**Exercise details:** Retype the records below exactly as they appear.

**Input rows:**
************
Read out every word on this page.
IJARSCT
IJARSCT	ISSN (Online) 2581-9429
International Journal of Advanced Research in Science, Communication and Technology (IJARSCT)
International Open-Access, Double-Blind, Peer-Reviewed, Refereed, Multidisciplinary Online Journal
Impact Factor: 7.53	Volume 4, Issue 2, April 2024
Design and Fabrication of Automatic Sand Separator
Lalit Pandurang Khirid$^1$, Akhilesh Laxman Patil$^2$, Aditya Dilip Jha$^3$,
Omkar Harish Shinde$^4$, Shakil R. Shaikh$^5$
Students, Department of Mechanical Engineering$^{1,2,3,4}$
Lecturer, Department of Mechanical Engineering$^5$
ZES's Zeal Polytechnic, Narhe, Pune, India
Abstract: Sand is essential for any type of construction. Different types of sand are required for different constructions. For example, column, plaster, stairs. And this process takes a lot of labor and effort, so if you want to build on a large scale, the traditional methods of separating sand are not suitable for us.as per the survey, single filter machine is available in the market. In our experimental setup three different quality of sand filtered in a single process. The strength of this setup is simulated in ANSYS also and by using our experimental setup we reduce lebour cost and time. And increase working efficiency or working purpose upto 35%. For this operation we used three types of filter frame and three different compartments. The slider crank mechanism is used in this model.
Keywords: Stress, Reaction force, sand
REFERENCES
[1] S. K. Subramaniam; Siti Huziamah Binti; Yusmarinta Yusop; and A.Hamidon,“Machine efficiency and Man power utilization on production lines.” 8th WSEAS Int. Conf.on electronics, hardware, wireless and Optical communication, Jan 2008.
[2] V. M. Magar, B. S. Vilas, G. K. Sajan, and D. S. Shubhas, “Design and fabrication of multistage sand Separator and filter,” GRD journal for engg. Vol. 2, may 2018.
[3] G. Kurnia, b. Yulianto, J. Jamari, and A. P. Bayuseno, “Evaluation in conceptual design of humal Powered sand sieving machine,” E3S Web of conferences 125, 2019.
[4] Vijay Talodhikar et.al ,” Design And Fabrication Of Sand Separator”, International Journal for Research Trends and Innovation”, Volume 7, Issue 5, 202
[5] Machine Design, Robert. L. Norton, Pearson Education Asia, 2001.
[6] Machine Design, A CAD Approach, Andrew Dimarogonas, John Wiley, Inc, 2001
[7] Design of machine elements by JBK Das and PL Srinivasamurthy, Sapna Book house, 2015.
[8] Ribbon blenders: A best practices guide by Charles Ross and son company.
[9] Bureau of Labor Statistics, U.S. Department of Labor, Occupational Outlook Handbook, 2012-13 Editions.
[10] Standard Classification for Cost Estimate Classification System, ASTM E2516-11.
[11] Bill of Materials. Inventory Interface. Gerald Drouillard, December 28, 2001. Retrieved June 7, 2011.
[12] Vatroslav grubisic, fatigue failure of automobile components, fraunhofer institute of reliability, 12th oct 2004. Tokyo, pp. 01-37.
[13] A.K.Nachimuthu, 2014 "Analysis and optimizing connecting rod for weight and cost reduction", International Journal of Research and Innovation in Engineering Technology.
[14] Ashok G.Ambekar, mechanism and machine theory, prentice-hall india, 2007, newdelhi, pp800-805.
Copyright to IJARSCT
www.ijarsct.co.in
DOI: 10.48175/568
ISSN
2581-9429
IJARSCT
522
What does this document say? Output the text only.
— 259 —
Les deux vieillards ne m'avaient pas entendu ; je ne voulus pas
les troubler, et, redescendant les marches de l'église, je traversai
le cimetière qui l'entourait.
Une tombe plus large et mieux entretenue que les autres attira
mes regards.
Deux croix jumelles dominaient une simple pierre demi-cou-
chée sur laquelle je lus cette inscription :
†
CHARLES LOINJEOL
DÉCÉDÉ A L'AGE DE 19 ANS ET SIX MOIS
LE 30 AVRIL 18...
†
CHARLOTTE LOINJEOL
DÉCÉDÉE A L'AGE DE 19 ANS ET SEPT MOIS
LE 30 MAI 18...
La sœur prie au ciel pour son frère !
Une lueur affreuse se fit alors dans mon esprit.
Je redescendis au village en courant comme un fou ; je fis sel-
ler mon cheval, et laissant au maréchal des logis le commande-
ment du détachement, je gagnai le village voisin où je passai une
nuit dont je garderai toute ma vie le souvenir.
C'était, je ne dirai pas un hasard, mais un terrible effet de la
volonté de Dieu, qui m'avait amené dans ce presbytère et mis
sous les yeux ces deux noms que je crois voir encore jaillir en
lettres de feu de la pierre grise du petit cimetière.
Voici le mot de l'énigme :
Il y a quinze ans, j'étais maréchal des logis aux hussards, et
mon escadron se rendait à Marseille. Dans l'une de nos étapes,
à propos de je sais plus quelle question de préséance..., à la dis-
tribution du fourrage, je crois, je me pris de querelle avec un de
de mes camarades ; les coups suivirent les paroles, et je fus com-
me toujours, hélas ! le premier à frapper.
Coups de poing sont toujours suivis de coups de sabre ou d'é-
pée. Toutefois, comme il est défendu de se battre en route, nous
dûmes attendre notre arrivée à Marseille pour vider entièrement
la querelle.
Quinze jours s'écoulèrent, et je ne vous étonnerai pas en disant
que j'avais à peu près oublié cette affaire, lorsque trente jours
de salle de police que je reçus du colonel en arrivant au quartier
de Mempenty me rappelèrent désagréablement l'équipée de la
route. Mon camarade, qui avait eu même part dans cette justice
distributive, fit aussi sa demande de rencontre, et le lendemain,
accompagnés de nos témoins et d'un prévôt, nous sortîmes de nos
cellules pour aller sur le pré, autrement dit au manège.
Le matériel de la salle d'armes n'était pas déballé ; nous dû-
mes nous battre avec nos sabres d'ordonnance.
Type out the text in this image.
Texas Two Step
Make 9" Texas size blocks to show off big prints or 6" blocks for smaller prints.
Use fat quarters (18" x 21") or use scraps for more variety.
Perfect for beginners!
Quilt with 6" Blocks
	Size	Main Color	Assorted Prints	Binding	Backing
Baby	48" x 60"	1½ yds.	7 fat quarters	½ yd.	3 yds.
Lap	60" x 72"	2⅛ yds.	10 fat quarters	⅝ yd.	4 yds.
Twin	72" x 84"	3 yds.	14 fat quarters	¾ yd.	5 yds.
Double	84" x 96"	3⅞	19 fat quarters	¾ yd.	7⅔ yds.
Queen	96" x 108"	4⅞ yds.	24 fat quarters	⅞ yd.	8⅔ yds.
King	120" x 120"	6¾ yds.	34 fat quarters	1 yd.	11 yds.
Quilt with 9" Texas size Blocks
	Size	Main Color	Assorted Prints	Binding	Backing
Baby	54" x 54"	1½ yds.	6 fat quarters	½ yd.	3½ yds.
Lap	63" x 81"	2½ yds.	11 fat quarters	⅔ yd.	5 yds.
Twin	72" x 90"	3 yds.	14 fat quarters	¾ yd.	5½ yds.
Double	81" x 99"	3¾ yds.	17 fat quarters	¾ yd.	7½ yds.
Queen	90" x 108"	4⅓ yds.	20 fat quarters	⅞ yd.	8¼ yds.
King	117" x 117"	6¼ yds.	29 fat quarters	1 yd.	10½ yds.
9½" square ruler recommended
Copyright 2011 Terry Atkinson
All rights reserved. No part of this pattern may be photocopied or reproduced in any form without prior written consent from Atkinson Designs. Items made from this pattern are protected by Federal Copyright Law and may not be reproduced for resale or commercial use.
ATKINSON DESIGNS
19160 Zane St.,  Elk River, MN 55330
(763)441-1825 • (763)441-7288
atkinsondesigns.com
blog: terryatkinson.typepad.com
************
**Correct result:**
Read out every word on this page.
IJARSCT
IJARSCT	ISSN (Online) 2581-9429
International Journal of Advanced Research in Science, Communication and Technology (IJARSCT)
International Open-Access, Double-Blind, Peer-Reviewed, Refereed, Multidisciplinary Online Journal
Impact Factor: 7.53	Volume 4, Issue 2, April 2024
Design and Fabrication of Automatic Sand Separator
Lalit Pandurang Khirid$^1$, Akhilesh Laxman Patil$^2$, Aditya Dilip Jha$^3$,
Omkar Harish Shinde$^4$, Shakil R. Shaikh$^5$
Students, Department of Mechanical Engineering$^{1,2,3,4}$
Lecturer, Department of Mechanical Engineering$^5$
ZES's Zeal Polytechnic, Narhe, Pune, India
Abstract: Sand is essential for any type of construction. Different types of sand are required for different constructions. For example, column, plaster, stairs. And this process takes a lot of labor and effort, so if you want to build on a large scale, the traditional methods of separating sand are not suitable for us.as per the survey, single filter machine is available in the market. In our experimental setup three different quality of sand filtered in a single process. The strength of this setup is simulated in ANSYS also and by using our experimental setup we reduce lebour cost and time. And increase working efficiency or working purpose upto 35%. For this operation we used three types of filter frame and three different compartments. The slider crank mechanism is used in this model.
Keywords: Stress, Reaction force, sand
REFERENCES
[1] S. K. Subramaniam; Siti Huziamah Binti; Yusmarinta Yusop; and A.Hamidon,“Machine efficiency and Man power utilization on production lines.” 8th WSEAS Int. Conf.on electronics, hardware, wireless and Optical communication, Jan 2008.
[2] V. M. Magar, B. S. Vilas, G. K. Sajan, and D. S. Shubhas, “Design and fabrication of multistage sand Separator and filter,” GRD journal for engg. Vol. 2, may 2018.
[3] G. Kurnia, b. Yulianto, J. Jamari, and A. P. Bayuseno, “Evaluation in conceptual design of humal Powered sand sieving machine,” E3S Web of conferences 125, 2019.
[4] Vijay Talodhikar et.al ,” Design And Fabrication Of Sand Separator”, International Journal for Research Trends and Innovation”, Volume 7, Issue 5, 202
[5] Machine Design, Robert. L. Norton, Pearson Education Asia, 2001.
[6] Machine Design, A CAD Approach, Andrew Dimarogonas, John Wiley, Inc, 2001
[7] Design of machine elements by JBK Das and PL Srinivasamurthy, Sapna Book house, 2015.
[8] Ribbon blenders: A best practices guide by Charles Ross and son company.
[9] Bureau of Labor Statistics, U.S. Department of Labor, Occupational Outlook Handbook, 2012-13 Editions.
[10] Standard Classification for Cost Estimate Classification System, ASTM E2516-11.
[11] Bill of Materials. Inventory Interface. Gerald Drouillard, December 28, 2001. Retrieved June 7, 2011.
[12] Vatroslav grubisic, fatigue failure of automobile components, fraunhofer institute of reliability, 12th oct 2004. Tokyo, pp. 01-37.
[13] A.K.Nachimuthu, 2014 "Analysis and optimizing connecting rod for weight and cost reduction", International Journal of Research and Innovation in Engineering Technology.
[14] Ashok G.Ambekar, mechanism and machine theory, prentice-hall india, 2007, newdelhi, pp800-805.
Copyright to IJARSCT
www.ijarsct.co.in
DOI: 10.48175/568
ISSN
2581-9429
IJARSCT
522
What does this document say? Output the text only.
— 259 —
Les deux vieillards ne m'avaient pas entendu ; je ne voulus pas
les troubler, et, redescendant les marches de l'église, je traversai
le cimetière qui l'entourait.
Une tombe plus large et mieux entretenue que les autres attira
mes regards.
Deux croix jumelles dominaient une simple pierre demi-cou-
chée sur laquelle je lus cette inscription :
†
CHARLES LOINJEOL
DÉCÉDÉ A L'AGE DE 19 ANS ET SIX MOIS
LE 30 AVRIL 18...
†
CHARLOTTE LOINJEOL
DÉCÉDÉE A L'AGE DE 19 ANS ET SEPT MOIS
LE 30 MAI 18...
La sœur prie au ciel pour son frère !
Une lueur affreuse se fit alors dans mon esprit.
Je redescendis au village en courant comme un fou ; je fis sel-
ler mon cheval, et laissant au maréchal des logis le commande-
ment du détachement, je gagnai le village voisin où je passai une
nuit dont je garderai toute ma vie le souvenir.
C'était, je ne dirai pas un hasard, mais un terrible effet de la
volonté de Dieu, qui m'avait amené dans ce presbytère et mis
sous les yeux ces deux noms que je crois voir encore jaillir en
lettres de feu de la pierre grise du petit cimetière.
Voici le mot de l'énigme :
Il y a quinze ans, j'étais maréchal des logis aux hussards, et
mon escadron se rendait à Marseille. Dans l'une de nos étapes,
à propos de je sais plus quelle question de préséance..., à la dis-
tribution du fourrage, je crois, je me pris de querelle avec un de
de mes camarades ; les coups suivirent les paroles, et je fus com-
me toujours, hélas ! le premier à frapper.
Coups de poing sont toujours suivis de coups de sabre ou d'é-
pée. Toutefois, comme il est défendu de se battre en route, nous
dûmes attendre notre arrivée à Marseille pour vider entièrement
la querelle.
Quinze jours s'écoulèrent, et je ne vous étonnerai pas en disant
que j'avais à peu près oublié cette affaire, lorsque trente jours
de salle de police que je reçus du colonel en arrivant au quartier
de Mempenty me rappelèrent désagréablement l'équipée de la
route. Mon camarade, qui avait eu même part dans cette justice
distributive, fit aussi sa demande de rencontre, et le lendemain,
accompagnés de nos témoins et d'un prévôt, nous sortîmes de nos
cellules pour aller sur le pré, autrement dit au manège.
Le matériel de la salle d'armes n'était pas déballé ; nous dû-
mes nous battre avec nos sabres d'ordonnance.
Type out the text in this image.
Texas Two Step
Make 9" Texas size blocks to show off big prints or 6" blocks for smaller prints.
Use fat quarters (18" x 21") or use scraps for more variety.
Perfect for beginners!
Quilt with 6" Blocks
	Size	Main Color	Assorted Prints	Binding	Backing
Baby	48" x 60"	1½ yds.	7 fat quarters	½ yd.	3 yds.
Lap	60" x 72"	2⅛ yds.	10 fat quarters	⅝ yd.	4 yds.
Twin	72" x 84"	3 yds.	14 fat quarters	¾ yd.	5 yds.
Double	84" x 96"	3⅞	19 fat quarters	¾ yd.	7⅔ yds.
Queen	96" x 108"	4⅞ yds.	24 fat quarters	⅞ yd.	8⅔ yds.
King	120" x 120"	6¾ yds.	34 fat quarters	1 yd.	11 yds.
Quilt with 9" Texas size Blocks
	Size	Main Color	Assorted Prints	Binding	Backing
Baby	54" x 54"	1½ yds.	6 fat quarters	½ yd.	3½ yds.
Lap	63" x 81"	2½ yds.	11 fat quarters	⅔ yd.	5 yds.
Twin	72" x 90"	3 yds.	14 fat quarters	¾ yd.	5½ yds.
Double	81" x 99"	3¾ yds.	17 fat quarters	¾ yd.	7½ yds.
Queen	90" x 108"	4⅓ yds.	20 fat quarters	⅞ yd.	8¼ yds.
King	117" x 117"	6¼ yds.	29 fat quarters	1 yd.	10½ yds.
9½" square ruler recommended
Copyright 2011 Terry Atkinson
All rights reserved. No part of this pattern may be photocopied or reproduced in any form without prior written consent from Atkinson Designs. Items made from this pattern are protected by Federal Copyright Law and may not be reproduced for resale or commercial use.
ATKINSON DESIGNS
19160 Zane St.,  Elk River, MN 55330
(763)441-1825 • (763)441-7288
atkinsondesigns.com
blog: terryatkinson.typepad.com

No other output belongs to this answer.